**Entries taken from a collection:**
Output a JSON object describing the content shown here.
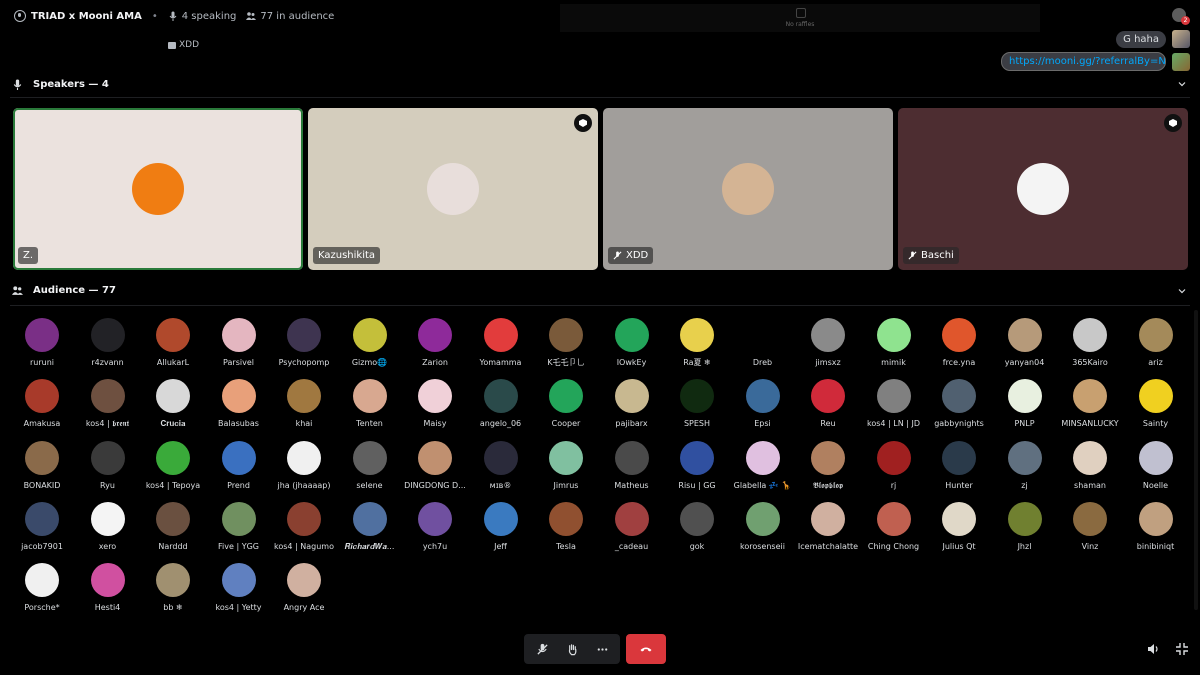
{
  "header": {
    "title": "TRIAD x Mooni AMA",
    "speaking": "4 speaking",
    "audience_count": "77 in audience",
    "raffles": "No raffles",
    "notification_count": "2"
  },
  "chat": {
    "xdd_message": "XDD",
    "messages": [
      "G haha",
      "https://mooni.gg/?referralBy=NH..."
    ]
  },
  "speakers_section": {
    "title": "Speakers — 4"
  },
  "speakers": [
    {
      "name": "Z.",
      "bg": "#ebe2de",
      "avatar": "#f07d12",
      "muted": false,
      "mod": false,
      "active": true
    },
    {
      "name": "Kazushikita",
      "bg": "#d4cdbd",
      "avatar": "#e8dedb",
      "muted": false,
      "mod": true,
      "active": false
    },
    {
      "name": "XDD",
      "bg": "#a19e9b",
      "avatar": "#d4b494",
      "muted": true,
      "mod": false,
      "active": false
    },
    {
      "name": "Baschi",
      "bg": "#4d2d31",
      "avatar": "#f4f4f4",
      "muted": true,
      "mod": true,
      "active": false
    }
  ],
  "audience_section": {
    "title": "Audience — 77"
  },
  "audience": [
    [
      {
        "name": "ruruni",
        "color": "#7a2f86"
      },
      {
        "name": "r4zvann",
        "color": "#222226"
      },
      {
        "name": "AllukarL",
        "color": "#b0492c"
      },
      {
        "name": "Parsivel",
        "color": "#e4b6c0"
      },
      {
        "name": "Psychopomp",
        "color": "#3e3450"
      },
      {
        "name": "Gizmo🌐",
        "color": "#c4bf3a"
      },
      {
        "name": "Zarion",
        "color": "#8e2a9a"
      },
      {
        "name": "Yomamma",
        "color": "#e23c3c"
      },
      {
        "name": "K乇乇卩乚",
        "color": "#7a5a3a"
      },
      {
        "name": "IOwkEy",
        "color": "#23a55a"
      },
      {
        "name": "Ra夏 ❄",
        "color": "#e8d04c"
      },
      {
        "name": "Dreb",
        "color": "#000000"
      },
      {
        "name": "jimsxz",
        "color": "#8a8a8a"
      },
      {
        "name": "mimik",
        "color": "#8fe38f"
      },
      {
        "name": "frce.yna",
        "color": "#e0562c"
      },
      {
        "name": "yanyan04",
        "color": "#b69a7a"
      },
      {
        "name": "365Kairo",
        "color": "#c8c8c8"
      },
      {
        "name": "ariz",
        "color": "#a48a5a"
      }
    ],
    [
      {
        "name": "Amakusa",
        "color": "#a83a2a"
      },
      {
        "name": "kos4 | 𝖇𝖗𝖊𝖓𝖙",
        "color": "#6e5040"
      },
      {
        "name": "𝐂𝐫𝐮𝐜𝐢𝐚",
        "color": "#d8d8d8"
      },
      {
        "name": "Balasubas",
        "color": "#e8a07a"
      },
      {
        "name": "khai",
        "color": "#a07840"
      },
      {
        "name": "Tenten",
        "color": "#d8a890"
      },
      {
        "name": "Maisy",
        "color": "#f0d0d8"
      },
      {
        "name": "angelo_06",
        "color": "#2a4a4a"
      },
      {
        "name": "Cooper",
        "color": "#23a55a"
      },
      {
        "name": "pajibarx",
        "color": "#c8b890"
      },
      {
        "name": "SPESH",
        "color": "#102a10"
      },
      {
        "name": "Epsi",
        "color": "#3a6a9a"
      },
      {
        "name": "Reu",
        "color": "#d02a3a"
      },
      {
        "name": "kos4 | LN | JD",
        "color": "#808080"
      },
      {
        "name": "gabbynights",
        "color": "#506070"
      },
      {
        "name": "PNLP",
        "color": "#e8f0e0"
      },
      {
        "name": "MINSANLUCKY",
        "color": "#c8a070"
      },
      {
        "name": "Sainty",
        "color": "#f0d020"
      }
    ],
    [
      {
        "name": "BONAKID",
        "color": "#8a6a4a"
      },
      {
        "name": "Ryu",
        "color": "#3a3a3a"
      },
      {
        "name": "kos4 | Tepoya",
        "color": "#3aaa3a"
      },
      {
        "name": "Prend",
        "color": "#3a70c0"
      },
      {
        "name": "jha (jhaaaap)",
        "color": "#f0f0f0"
      },
      {
        "name": "selene",
        "color": "#606060"
      },
      {
        "name": "DINGDONG D...",
        "color": "#c09070"
      },
      {
        "name": "ᴍɪʙ®",
        "color": "#2a2a3a"
      },
      {
        "name": "Jimrus",
        "color": "#80c0a0"
      },
      {
        "name": "Matheus",
        "color": "#4a4a4a"
      },
      {
        "name": "Risu | GG",
        "color": "#3050a0"
      },
      {
        "name": "Glabella 💤 🦒",
        "color": "#e0c0e0"
      },
      {
        "name": "𝕭𝖑𝖔𝖕𝖇𝖑𝖔𝖕",
        "color": "#b08060"
      },
      {
        "name": "rj",
        "color": "#a02020"
      },
      {
        "name": "Hunter",
        "color": "#2a3a4a"
      },
      {
        "name": "zj",
        "color": "#607080"
      },
      {
        "name": "shaman",
        "color": "#e0d0c0"
      },
      {
        "name": "Noelle",
        "color": "#c0c0d0"
      }
    ],
    [
      {
        "name": "jacob7901",
        "color": "#3a4a6a"
      },
      {
        "name": "xero",
        "color": "#f4f4f4"
      },
      {
        "name": "Narddd",
        "color": "#6a5040"
      },
      {
        "name": "Five | YGG",
        "color": "#709060"
      },
      {
        "name": "kos4 | Nagumo",
        "color": "#8a4030"
      },
      {
        "name": "𝑹𝒊𝒄𝒉𝒂𝒓𝒅𝑾𝒂...",
        "color": "#5070a0"
      },
      {
        "name": "ych7u",
        "color": "#7050a0"
      },
      {
        "name": "Jeff",
        "color": "#3a7ac0"
      },
      {
        "name": "Tesla",
        "color": "#905030"
      },
      {
        "name": "_cadeau",
        "color": "#a04040"
      },
      {
        "name": "gok",
        "color": "#505050"
      },
      {
        "name": "korosenseii",
        "color": "#70a070"
      },
      {
        "name": "Icematchalatte",
        "color": "#d0b0a0"
      },
      {
        "name": "Ching Chong",
        "color": "#c06050"
      },
      {
        "name": "Julius Qt",
        "color": "#e0d8c8"
      },
      {
        "name": "Jhzl",
        "color": "#708030"
      },
      {
        "name": "Vinz",
        "color": "#8a6a40"
      },
      {
        "name": "binibiniqt",
        "color": "#c0a080"
      }
    ],
    [
      {
        "name": "Porsche*",
        "color": "#f0f0f0"
      },
      {
        "name": "Hesti4",
        "color": "#d050a0"
      },
      {
        "name": "bb ❄",
        "color": "#a09070"
      },
      {
        "name": "kos4 | Yetty",
        "color": "#6080c0"
      },
      {
        "name": "Angry Ace",
        "color": "#d0b0a0"
      }
    ]
  ]
}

**DIRECTIONS FOR THIS TASK:** Every line above should be repeated exactly; pictures stay out of the copy.

**CORRECT RESULT:**
Output a JSON object describing the content shown here.
{
  "header": {
    "title": "TRIAD x Mooni AMA",
    "speaking": "4 speaking",
    "audience_count": "77 in audience",
    "raffles": "No raffles",
    "notification_count": "2"
  },
  "chat": {
    "xdd_message": "XDD",
    "messages": [
      "G haha",
      "https://mooni.gg/?referralBy=NH..."
    ]
  },
  "speakers_section": {
    "title": "Speakers — 4"
  },
  "speakers": [
    {
      "name": "Z.",
      "bg": "#ebe2de",
      "avatar": "#f07d12",
      "muted": false,
      "mod": false,
      "active": true
    },
    {
      "name": "Kazushikita",
      "bg": "#d4cdbd",
      "avatar": "#e8dedb",
      "muted": false,
      "mod": true,
      "active": false
    },
    {
      "name": "XDD",
      "bg": "#a19e9b",
      "avatar": "#d4b494",
      "muted": true,
      "mod": false,
      "active": false
    },
    {
      "name": "Baschi",
      "bg": "#4d2d31",
      "avatar": "#f4f4f4",
      "muted": true,
      "mod": true,
      "active": false
    }
  ],
  "audience_section": {
    "title": "Audience — 77"
  },
  "audience": [
    [
      {
        "name": "ruruni",
        "color": "#7a2f86"
      },
      {
        "name": "r4zvann",
        "color": "#222226"
      },
      {
        "name": "AllukarL",
        "color": "#b0492c"
      },
      {
        "name": "Parsivel",
        "color": "#e4b6c0"
      },
      {
        "name": "Psychopomp",
        "color": "#3e3450"
      },
      {
        "name": "Gizmo🌐",
        "color": "#c4bf3a"
      },
      {
        "name": "Zarion",
        "color": "#8e2a9a"
      },
      {
        "name": "Yomamma",
        "color": "#e23c3c"
      },
      {
        "name": "K乇乇卩乚",
        "color": "#7a5a3a"
      },
      {
        "name": "IOwkEy",
        "color": "#23a55a"
      },
      {
        "name": "Ra夏 ❄",
        "color": "#e8d04c"
      },
      {
        "name": "Dreb",
        "color": "#000000"
      },
      {
        "name": "jimsxz",
        "color": "#8a8a8a"
      },
      {
        "name": "mimik",
        "color": "#8fe38f"
      },
      {
        "name": "frce.yna",
        "color": "#e0562c"
      },
      {
        "name": "yanyan04",
        "color": "#b69a7a"
      },
      {
        "name": "365Kairo",
        "color": "#c8c8c8"
      },
      {
        "name": "ariz",
        "color": "#a48a5a"
      }
    ],
    [
      {
        "name": "Amakusa",
        "color": "#a83a2a"
      },
      {
        "name": "kos4 | 𝖇𝖗𝖊𝖓𝖙",
        "color": "#6e5040"
      },
      {
        "name": "𝐂𝐫𝐮𝐜𝐢𝐚",
        "color": "#d8d8d8"
      },
      {
        "name": "Balasubas",
        "color": "#e8a07a"
      },
      {
        "name": "khai",
        "color": "#a07840"
      },
      {
        "name": "Tenten",
        "color": "#d8a890"
      },
      {
        "name": "Maisy",
        "color": "#f0d0d8"
      },
      {
        "name": "angelo_06",
        "color": "#2a4a4a"
      },
      {
        "name": "Cooper",
        "color": "#23a55a"
      },
      {
        "name": "pajibarx",
        "color": "#c8b890"
      },
      {
        "name": "SPESH",
        "color": "#102a10"
      },
      {
        "name": "Epsi",
        "color": "#3a6a9a"
      },
      {
        "name": "Reu",
        "color": "#d02a3a"
      },
      {
        "name": "kos4 | LN | JD",
        "color": "#808080"
      },
      {
        "name": "gabbynights",
        "color": "#506070"
      },
      {
        "name": "PNLP",
        "color": "#e8f0e0"
      },
      {
        "name": "MINSANLUCKY",
        "color": "#c8a070"
      },
      {
        "name": "Sainty",
        "color": "#f0d020"
      }
    ],
    [
      {
        "name": "BONAKID",
        "color": "#8a6a4a"
      },
      {
        "name": "Ryu",
        "color": "#3a3a3a"
      },
      {
        "name": "kos4 | Tepoya",
        "color": "#3aaa3a"
      },
      {
        "name": "Prend",
        "color": "#3a70c0"
      },
      {
        "name": "jha (jhaaaap)",
        "color": "#f0f0f0"
      },
      {
        "name": "selene",
        "color": "#606060"
      },
      {
        "name": "DINGDONG D...",
        "color": "#c09070"
      },
      {
        "name": "ᴍɪʙ®",
        "color": "#2a2a3a"
      },
      {
        "name": "Jimrus",
        "color": "#80c0a0"
      },
      {
        "name": "Matheus",
        "color": "#4a4a4a"
      },
      {
        "name": "Risu | GG",
        "color": "#3050a0"
      },
      {
        "name": "Glabella 💤 🦒",
        "color": "#e0c0e0"
      },
      {
        "name": "𝕭𝖑𝖔𝖕𝖇𝖑𝖔𝖕",
        "color": "#b08060"
      },
      {
        "name": "rj",
        "color": "#a02020"
      },
      {
        "name": "Hunter",
        "color": "#2a3a4a"
      },
      {
        "name": "zj",
        "color": "#607080"
      },
      {
        "name": "shaman",
        "color": "#e0d0c0"
      },
      {
        "name": "Noelle",
        "color": "#c0c0d0"
      }
    ],
    [
      {
        "name": "jacob7901",
        "color": "#3a4a6a"
      },
      {
        "name": "xero",
        "color": "#f4f4f4"
      },
      {
        "name": "Narddd",
        "color": "#6a5040"
      },
      {
        "name": "Five | YGG",
        "color": "#709060"
      },
      {
        "name": "kos4 | Nagumo",
        "color": "#8a4030"
      },
      {
        "name": "𝑹𝒊𝒄𝒉𝒂𝒓𝒅𝑾𝒂...",
        "color": "#5070a0"
      },
      {
        "name": "ych7u",
        "color": "#7050a0"
      },
      {
        "name": "Jeff",
        "color": "#3a7ac0"
      },
      {
        "name": "Tesla",
        "color": "#905030"
      },
      {
        "name": "_cadeau",
        "color": "#a04040"
      },
      {
        "name": "gok",
        "color": "#505050"
      },
      {
        "name": "korosenseii",
        "color": "#70a070"
      },
      {
        "name": "Icematchalatte",
        "color": "#d0b0a0"
      },
      {
        "name": "Ching Chong",
        "color": "#c06050"
      },
      {
        "name": "Julius Qt",
        "color": "#e0d8c8"
      },
      {
        "name": "Jhzl",
        "color": "#708030"
      },
      {
        "name": "Vinz",
        "color": "#8a6a40"
      },
      {
        "name": "binibiniqt",
        "color": "#c0a080"
      }
    ],
    [
      {
        "name": "Porsche*",
        "color": "#f0f0f0"
      },
      {
        "name": "Hesti4",
        "color": "#d050a0"
      },
      {
        "name": "bb ❄",
        "color": "#a09070"
      },
      {
        "name": "kos4 | Yetty",
        "color": "#6080c0"
      },
      {
        "name": "Angry Ace",
        "color": "#d0b0a0"
      }
    ]
  ]
}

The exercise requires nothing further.